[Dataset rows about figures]
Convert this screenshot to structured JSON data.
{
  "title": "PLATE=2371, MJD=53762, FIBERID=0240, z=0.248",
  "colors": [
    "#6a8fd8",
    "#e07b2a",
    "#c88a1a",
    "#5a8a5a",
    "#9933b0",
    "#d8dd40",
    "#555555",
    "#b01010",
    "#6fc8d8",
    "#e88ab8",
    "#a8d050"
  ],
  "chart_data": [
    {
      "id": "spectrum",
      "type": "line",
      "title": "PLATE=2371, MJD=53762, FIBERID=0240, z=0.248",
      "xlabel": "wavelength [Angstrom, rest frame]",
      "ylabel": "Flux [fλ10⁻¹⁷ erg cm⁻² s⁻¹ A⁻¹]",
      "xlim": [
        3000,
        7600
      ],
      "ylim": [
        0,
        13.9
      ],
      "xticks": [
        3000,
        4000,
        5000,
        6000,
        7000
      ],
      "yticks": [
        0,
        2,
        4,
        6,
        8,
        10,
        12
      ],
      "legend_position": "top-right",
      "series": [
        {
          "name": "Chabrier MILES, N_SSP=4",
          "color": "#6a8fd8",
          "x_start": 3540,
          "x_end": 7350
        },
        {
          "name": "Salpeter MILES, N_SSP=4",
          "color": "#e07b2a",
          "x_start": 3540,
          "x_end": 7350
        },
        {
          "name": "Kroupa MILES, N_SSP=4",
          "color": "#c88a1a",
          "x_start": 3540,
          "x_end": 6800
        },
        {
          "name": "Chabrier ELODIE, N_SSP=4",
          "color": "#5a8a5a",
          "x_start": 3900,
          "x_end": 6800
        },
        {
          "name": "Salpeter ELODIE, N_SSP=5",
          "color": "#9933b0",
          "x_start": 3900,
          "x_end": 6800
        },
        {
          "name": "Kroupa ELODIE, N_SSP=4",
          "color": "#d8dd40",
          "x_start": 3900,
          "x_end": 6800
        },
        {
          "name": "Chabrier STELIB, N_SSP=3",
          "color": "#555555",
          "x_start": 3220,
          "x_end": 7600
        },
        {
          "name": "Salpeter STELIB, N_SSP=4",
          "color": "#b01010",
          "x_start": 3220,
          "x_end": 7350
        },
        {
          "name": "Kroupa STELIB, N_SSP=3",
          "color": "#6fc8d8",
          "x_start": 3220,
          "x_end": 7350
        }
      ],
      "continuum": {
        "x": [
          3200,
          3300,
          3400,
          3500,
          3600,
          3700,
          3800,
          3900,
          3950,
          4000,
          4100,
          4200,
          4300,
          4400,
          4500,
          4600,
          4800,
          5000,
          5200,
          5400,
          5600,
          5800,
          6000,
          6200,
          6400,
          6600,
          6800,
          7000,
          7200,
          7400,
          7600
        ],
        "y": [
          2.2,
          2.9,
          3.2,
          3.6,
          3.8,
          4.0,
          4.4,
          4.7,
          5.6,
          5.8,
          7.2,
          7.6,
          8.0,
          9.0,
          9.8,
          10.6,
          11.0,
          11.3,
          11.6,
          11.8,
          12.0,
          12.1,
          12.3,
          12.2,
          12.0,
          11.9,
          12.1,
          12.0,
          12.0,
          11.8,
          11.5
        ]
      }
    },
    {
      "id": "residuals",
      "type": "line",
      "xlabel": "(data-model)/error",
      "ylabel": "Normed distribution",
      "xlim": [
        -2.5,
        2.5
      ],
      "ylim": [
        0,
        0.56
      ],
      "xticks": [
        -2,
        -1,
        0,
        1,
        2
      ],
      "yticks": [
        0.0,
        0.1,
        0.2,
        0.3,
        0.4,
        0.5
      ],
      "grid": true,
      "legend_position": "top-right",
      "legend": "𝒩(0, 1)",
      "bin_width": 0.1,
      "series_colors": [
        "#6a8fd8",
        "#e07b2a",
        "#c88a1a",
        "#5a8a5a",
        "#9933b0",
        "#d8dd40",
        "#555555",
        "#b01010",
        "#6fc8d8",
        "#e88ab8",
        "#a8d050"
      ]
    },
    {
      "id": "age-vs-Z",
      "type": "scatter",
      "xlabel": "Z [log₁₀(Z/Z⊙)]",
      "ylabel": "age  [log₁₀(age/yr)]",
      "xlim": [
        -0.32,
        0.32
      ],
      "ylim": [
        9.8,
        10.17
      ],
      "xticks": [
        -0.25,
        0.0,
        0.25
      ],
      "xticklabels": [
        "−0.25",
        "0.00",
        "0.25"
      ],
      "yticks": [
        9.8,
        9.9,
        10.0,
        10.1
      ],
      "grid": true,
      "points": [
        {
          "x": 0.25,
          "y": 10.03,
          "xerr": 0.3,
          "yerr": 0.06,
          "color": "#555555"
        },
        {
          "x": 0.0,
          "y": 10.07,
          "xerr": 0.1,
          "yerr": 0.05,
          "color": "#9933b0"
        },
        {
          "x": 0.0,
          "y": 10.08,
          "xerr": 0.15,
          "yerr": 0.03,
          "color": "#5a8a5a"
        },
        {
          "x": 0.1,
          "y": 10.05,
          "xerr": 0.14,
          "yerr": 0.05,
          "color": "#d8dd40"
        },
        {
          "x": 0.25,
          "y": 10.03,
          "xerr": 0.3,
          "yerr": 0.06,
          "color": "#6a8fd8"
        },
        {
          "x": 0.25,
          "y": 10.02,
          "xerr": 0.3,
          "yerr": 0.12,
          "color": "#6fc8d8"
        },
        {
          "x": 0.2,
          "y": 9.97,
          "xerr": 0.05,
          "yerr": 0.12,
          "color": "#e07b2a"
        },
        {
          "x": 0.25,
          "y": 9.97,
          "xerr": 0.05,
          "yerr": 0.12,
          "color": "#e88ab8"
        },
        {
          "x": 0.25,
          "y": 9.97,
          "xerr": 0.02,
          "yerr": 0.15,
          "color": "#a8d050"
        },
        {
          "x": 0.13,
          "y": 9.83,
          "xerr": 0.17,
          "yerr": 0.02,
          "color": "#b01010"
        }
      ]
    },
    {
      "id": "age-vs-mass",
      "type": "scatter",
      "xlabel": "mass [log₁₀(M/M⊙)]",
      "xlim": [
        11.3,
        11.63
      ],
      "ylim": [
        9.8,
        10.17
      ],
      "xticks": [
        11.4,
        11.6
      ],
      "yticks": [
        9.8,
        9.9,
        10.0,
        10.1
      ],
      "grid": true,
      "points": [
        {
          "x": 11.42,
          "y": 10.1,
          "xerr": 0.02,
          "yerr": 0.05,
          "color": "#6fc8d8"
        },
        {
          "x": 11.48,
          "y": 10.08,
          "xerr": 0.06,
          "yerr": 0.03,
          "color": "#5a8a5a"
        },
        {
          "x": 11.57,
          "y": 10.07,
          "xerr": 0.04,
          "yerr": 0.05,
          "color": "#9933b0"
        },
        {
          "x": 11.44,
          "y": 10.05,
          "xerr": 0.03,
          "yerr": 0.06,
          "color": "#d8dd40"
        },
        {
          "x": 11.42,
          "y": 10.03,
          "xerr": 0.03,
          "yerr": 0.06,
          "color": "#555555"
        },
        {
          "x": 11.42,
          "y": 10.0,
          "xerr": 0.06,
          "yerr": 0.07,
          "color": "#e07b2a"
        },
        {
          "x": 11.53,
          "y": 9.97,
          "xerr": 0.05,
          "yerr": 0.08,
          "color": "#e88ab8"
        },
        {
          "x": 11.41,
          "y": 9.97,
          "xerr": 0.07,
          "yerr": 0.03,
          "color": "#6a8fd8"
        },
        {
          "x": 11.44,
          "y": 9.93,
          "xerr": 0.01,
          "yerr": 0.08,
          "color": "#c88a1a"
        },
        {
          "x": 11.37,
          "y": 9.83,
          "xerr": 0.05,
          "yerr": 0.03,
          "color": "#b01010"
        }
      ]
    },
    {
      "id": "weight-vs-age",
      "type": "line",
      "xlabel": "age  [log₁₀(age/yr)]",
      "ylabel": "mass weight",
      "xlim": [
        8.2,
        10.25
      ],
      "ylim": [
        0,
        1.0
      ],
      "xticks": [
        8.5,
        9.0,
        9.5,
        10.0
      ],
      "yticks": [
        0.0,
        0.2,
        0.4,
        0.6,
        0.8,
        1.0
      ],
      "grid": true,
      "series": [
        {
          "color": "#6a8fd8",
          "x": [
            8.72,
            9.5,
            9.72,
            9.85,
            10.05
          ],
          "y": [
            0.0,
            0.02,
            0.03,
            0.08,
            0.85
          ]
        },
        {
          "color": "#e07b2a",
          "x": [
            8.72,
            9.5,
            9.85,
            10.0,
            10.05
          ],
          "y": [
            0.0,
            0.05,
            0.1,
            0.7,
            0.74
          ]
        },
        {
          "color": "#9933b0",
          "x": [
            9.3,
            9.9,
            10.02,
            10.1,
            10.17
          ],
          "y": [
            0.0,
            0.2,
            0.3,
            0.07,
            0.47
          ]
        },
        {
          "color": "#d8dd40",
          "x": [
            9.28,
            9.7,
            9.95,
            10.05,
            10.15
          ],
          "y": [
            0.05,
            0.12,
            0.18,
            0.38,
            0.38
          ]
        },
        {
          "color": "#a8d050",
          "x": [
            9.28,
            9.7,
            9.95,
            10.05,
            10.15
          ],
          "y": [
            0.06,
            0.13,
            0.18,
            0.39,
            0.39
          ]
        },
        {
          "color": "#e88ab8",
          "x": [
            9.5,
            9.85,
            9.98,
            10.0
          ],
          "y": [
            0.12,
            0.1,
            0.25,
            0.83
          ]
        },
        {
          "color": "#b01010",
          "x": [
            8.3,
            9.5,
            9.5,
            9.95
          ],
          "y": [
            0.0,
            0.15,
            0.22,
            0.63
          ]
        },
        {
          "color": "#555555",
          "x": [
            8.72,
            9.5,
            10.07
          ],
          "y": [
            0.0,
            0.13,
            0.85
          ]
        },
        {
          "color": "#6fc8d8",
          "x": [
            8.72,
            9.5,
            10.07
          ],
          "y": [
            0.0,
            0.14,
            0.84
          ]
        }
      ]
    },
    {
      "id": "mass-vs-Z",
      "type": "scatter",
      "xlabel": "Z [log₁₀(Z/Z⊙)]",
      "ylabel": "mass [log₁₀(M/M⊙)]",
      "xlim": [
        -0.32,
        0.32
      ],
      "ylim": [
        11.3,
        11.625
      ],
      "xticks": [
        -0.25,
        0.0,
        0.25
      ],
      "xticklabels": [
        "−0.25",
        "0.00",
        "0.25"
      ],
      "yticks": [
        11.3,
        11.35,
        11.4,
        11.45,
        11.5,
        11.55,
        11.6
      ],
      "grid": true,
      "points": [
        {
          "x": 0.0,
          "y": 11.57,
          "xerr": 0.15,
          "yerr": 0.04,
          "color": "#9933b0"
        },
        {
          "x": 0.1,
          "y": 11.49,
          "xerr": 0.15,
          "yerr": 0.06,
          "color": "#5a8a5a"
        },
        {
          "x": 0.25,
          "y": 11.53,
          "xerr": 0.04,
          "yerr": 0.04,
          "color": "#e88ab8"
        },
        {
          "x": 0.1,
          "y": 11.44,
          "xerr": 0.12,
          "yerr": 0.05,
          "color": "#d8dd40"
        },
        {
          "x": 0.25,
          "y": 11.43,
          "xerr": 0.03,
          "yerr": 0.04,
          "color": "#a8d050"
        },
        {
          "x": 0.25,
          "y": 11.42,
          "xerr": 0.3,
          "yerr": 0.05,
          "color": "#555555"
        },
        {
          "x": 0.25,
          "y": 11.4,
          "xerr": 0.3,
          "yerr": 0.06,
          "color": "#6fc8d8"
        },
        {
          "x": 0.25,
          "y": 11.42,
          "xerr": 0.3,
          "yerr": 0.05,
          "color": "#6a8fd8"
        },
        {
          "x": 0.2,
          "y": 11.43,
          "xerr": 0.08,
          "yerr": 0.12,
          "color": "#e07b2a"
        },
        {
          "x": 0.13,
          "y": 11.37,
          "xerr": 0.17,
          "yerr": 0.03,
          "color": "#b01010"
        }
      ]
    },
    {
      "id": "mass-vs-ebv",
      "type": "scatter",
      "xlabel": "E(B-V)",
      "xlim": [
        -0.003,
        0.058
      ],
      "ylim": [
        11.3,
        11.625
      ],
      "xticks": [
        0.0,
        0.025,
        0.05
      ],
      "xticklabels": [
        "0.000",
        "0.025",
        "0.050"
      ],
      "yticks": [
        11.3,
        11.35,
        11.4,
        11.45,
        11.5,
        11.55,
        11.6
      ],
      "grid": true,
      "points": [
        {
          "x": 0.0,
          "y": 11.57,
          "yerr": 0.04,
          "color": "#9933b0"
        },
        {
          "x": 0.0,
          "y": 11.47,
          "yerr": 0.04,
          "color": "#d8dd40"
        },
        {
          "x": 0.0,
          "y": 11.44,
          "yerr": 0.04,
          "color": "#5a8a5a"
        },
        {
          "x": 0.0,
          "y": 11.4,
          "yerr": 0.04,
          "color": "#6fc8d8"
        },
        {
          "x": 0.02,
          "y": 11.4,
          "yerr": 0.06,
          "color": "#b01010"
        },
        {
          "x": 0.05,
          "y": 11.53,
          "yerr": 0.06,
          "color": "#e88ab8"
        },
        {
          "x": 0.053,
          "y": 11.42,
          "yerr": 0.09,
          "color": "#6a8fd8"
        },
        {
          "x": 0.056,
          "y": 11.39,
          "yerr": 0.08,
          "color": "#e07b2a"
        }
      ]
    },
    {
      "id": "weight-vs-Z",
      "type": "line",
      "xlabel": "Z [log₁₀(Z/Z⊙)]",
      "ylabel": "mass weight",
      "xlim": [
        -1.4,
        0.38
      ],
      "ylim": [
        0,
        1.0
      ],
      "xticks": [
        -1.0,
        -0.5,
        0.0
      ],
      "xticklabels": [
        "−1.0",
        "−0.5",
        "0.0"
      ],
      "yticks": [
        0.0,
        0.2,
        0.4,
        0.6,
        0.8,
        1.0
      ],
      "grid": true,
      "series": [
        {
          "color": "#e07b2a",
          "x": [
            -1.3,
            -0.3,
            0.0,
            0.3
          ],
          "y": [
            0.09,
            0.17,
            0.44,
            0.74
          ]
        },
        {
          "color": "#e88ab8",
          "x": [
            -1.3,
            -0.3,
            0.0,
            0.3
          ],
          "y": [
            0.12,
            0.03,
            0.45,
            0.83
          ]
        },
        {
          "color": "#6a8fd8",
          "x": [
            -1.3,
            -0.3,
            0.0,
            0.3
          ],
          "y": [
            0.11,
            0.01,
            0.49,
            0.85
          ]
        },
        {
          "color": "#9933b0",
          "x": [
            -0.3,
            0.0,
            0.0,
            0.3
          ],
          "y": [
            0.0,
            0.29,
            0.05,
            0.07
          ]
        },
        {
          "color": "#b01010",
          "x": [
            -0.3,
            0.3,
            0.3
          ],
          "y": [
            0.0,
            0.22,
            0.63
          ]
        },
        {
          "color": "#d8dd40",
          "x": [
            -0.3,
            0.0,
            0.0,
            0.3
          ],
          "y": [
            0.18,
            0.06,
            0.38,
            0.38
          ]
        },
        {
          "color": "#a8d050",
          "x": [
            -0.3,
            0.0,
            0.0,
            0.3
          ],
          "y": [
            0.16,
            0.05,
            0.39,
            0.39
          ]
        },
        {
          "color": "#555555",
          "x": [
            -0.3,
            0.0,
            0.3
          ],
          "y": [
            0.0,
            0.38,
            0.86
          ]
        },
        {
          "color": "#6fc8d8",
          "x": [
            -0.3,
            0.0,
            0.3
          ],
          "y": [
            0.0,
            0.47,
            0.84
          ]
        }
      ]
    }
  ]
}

### TASK DIRECTIONS
Find the string "name" in the entries above and return each line that holds it.

### REPLY TO THE EXERCISE
          "name": "Chabrier MILES, N_SSP=4",
          "name": "Salpeter MILES, N_SSP=4",
          "name": "Kroupa MILES, N_SSP=4",
          "name": "Chabrier ELODIE, N_SSP=4",
          "name": "Salpeter ELODIE, N_SSP=5",
          "name": "Kroupa ELODIE, N_SSP=4",
          "name": "Chabrier STELIB, N_SSP=3",
          "name": "Salpeter STELIB, N_SSP=4",
          "name": "Kroupa STELIB, N_SSP=3",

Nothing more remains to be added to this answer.